What is expected -> Locate the line containing "What data was", then please write out that line and all the lines below it in the entries exactly.
****
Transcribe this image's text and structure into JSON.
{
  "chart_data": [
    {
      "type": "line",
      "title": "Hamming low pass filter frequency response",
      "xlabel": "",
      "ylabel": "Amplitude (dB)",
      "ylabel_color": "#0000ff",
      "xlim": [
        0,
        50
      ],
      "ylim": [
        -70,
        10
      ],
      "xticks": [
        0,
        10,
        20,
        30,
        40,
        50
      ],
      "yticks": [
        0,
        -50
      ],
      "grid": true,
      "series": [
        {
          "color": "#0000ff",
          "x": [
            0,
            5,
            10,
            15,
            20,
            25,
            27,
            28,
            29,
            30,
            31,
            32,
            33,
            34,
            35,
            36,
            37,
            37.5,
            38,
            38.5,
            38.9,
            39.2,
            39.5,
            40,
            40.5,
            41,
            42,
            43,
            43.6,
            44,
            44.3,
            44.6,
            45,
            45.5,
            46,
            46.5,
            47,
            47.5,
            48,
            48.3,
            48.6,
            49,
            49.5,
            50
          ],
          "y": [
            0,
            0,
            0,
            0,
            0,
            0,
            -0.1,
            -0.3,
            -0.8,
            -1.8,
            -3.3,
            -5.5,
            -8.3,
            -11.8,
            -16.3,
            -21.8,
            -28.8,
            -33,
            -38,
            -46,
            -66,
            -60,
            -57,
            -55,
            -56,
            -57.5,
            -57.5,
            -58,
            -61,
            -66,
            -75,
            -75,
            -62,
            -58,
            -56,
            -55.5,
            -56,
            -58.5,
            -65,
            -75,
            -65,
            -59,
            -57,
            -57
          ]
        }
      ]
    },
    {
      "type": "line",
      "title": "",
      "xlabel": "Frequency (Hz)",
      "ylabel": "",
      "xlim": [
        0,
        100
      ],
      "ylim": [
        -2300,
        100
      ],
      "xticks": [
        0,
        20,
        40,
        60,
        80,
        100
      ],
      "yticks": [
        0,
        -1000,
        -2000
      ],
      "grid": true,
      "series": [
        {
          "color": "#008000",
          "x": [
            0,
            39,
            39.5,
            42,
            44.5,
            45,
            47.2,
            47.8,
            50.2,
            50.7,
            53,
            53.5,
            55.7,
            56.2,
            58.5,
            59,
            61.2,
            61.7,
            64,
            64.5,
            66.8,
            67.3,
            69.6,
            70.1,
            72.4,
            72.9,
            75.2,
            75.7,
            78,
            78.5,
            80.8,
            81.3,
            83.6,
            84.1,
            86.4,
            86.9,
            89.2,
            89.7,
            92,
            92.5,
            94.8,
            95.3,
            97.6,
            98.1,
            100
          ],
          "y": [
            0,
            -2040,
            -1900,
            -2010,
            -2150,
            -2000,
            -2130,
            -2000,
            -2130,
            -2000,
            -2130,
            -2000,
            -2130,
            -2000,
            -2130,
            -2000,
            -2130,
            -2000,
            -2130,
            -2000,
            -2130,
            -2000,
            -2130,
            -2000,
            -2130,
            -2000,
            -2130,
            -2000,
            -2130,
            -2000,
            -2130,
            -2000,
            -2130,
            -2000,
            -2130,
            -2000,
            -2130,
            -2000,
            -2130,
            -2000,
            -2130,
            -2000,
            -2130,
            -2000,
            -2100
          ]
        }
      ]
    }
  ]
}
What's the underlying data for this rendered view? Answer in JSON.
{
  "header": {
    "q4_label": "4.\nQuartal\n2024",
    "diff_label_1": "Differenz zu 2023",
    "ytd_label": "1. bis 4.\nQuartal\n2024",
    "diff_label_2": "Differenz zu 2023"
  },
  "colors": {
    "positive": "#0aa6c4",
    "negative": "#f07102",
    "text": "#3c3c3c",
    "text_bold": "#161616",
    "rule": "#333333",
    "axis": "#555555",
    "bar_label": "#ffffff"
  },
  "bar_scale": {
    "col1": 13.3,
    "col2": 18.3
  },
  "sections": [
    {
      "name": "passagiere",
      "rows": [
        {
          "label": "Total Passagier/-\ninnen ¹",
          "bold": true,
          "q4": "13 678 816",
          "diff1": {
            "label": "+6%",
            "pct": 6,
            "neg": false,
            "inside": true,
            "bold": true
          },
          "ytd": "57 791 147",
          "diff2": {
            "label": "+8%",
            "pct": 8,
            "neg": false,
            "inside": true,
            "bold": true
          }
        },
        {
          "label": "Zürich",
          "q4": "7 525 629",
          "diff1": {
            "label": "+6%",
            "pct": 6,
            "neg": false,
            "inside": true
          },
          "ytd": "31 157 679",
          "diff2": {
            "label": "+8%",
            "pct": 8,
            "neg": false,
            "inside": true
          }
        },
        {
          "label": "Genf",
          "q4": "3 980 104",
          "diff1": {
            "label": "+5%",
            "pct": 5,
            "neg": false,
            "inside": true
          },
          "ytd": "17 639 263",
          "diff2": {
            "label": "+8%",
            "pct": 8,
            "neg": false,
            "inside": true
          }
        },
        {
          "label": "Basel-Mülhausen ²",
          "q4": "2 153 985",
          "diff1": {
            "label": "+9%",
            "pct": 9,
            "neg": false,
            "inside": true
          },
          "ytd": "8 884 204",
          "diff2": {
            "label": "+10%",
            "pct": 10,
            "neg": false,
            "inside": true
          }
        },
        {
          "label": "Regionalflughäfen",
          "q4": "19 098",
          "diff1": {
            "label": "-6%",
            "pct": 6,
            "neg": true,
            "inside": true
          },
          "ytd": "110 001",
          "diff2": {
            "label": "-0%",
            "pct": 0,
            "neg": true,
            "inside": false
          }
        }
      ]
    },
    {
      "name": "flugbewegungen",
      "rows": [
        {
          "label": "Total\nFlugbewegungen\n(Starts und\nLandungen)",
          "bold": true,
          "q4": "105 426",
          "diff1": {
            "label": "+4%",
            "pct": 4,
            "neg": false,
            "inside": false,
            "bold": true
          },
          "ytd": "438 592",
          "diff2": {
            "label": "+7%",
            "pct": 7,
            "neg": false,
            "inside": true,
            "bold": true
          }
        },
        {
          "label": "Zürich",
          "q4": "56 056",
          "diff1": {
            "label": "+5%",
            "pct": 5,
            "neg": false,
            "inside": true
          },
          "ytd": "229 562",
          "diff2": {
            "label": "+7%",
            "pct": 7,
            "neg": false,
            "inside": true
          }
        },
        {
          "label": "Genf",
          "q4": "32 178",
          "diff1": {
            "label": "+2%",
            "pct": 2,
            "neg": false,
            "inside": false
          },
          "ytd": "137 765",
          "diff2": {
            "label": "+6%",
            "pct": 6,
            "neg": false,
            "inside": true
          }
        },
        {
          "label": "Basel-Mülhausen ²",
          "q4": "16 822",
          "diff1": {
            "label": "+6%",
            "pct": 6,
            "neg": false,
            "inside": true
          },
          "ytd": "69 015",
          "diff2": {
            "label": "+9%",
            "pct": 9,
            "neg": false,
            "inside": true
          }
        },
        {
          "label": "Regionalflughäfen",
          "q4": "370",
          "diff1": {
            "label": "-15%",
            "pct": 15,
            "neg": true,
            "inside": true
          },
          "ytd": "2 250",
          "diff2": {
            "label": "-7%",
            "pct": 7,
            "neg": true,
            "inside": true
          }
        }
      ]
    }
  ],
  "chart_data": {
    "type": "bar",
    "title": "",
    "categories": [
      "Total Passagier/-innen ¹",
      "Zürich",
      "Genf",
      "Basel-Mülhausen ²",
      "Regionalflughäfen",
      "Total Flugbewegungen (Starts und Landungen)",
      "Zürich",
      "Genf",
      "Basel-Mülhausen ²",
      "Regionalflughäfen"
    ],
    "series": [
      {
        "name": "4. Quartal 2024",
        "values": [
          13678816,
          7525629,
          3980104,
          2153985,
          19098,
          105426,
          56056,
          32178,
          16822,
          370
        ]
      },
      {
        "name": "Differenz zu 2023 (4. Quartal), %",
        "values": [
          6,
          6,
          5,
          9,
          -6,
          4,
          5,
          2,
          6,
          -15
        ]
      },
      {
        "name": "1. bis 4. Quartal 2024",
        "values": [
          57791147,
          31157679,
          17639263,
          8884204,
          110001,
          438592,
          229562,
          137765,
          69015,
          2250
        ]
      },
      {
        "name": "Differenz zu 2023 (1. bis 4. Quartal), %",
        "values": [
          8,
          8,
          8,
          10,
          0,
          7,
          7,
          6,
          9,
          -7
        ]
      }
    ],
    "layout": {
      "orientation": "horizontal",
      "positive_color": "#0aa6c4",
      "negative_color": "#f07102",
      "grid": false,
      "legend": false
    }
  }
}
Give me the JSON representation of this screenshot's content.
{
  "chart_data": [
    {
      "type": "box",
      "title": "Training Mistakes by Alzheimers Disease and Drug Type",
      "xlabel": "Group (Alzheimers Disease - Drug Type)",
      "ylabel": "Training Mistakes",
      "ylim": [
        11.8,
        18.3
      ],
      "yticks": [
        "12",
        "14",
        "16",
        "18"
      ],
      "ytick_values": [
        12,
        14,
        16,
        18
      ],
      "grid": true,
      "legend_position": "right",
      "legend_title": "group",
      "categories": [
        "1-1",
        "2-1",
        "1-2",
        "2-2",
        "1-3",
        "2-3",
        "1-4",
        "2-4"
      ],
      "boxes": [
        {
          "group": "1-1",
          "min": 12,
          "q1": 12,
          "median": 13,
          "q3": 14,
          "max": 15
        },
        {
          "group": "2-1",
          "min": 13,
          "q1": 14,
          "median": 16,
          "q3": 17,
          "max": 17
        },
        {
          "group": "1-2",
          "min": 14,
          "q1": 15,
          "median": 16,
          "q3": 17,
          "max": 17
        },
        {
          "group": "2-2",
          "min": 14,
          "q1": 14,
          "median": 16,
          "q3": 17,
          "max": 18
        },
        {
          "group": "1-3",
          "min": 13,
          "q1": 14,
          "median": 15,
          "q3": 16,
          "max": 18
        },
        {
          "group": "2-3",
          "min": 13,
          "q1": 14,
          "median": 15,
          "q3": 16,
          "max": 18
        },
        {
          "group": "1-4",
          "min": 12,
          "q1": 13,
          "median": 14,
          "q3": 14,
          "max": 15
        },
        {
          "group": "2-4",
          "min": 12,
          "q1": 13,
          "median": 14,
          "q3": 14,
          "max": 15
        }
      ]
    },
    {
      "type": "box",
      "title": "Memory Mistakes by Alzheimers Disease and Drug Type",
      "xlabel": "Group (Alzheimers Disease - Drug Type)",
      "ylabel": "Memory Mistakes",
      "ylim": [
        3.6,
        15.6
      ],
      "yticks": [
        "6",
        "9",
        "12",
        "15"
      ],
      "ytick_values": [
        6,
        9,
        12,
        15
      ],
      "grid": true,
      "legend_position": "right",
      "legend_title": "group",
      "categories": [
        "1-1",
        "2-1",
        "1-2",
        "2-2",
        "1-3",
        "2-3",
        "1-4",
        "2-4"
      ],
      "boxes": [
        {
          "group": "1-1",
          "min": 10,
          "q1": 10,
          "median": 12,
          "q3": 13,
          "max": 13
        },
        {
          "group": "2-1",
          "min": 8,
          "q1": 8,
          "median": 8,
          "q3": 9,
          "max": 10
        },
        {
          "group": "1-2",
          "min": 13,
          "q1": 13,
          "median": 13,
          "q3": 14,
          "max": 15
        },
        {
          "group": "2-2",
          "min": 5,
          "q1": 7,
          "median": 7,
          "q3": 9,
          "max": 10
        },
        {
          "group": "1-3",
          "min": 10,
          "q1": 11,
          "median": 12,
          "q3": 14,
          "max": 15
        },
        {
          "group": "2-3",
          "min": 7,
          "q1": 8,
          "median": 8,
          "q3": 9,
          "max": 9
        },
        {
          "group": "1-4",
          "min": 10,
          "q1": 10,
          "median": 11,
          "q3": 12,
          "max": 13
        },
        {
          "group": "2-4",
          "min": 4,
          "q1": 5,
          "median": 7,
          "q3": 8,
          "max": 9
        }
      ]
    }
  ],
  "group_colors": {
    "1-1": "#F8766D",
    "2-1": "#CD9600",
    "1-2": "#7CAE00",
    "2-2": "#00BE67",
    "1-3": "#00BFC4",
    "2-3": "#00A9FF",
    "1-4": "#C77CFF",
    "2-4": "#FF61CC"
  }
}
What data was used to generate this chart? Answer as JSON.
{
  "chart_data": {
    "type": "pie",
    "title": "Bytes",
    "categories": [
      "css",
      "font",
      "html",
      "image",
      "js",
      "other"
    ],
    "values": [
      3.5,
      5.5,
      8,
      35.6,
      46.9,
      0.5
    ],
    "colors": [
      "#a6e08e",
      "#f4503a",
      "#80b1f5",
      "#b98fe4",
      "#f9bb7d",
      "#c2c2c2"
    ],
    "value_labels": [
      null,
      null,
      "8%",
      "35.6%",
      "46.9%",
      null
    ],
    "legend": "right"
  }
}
****
Written answer ->
What data was used to generate this chart? Answer as JSON.
{
  "chart_data": {
    "type": "pie",
    "title": "Bytes",
    "categories": [
      "css",
      "font",
      "html",
      "image",
      "js",
      "other"
    ],
    "values": [
      3.5,
      5.5,
      8,
      35.6,
      46.9,
      0.5
    ],
    "colors": [
      "#a6e08e",
      "#f4503a",
      "#80b1f5",
      "#b98fe4",
      "#f9bb7d",
      "#c2c2c2"
    ],
    "value_labels": [
      null,
      null,
      "8%",
      "35.6%",
      "46.9%",
      null
    ],
    "legend": "right"
  }
}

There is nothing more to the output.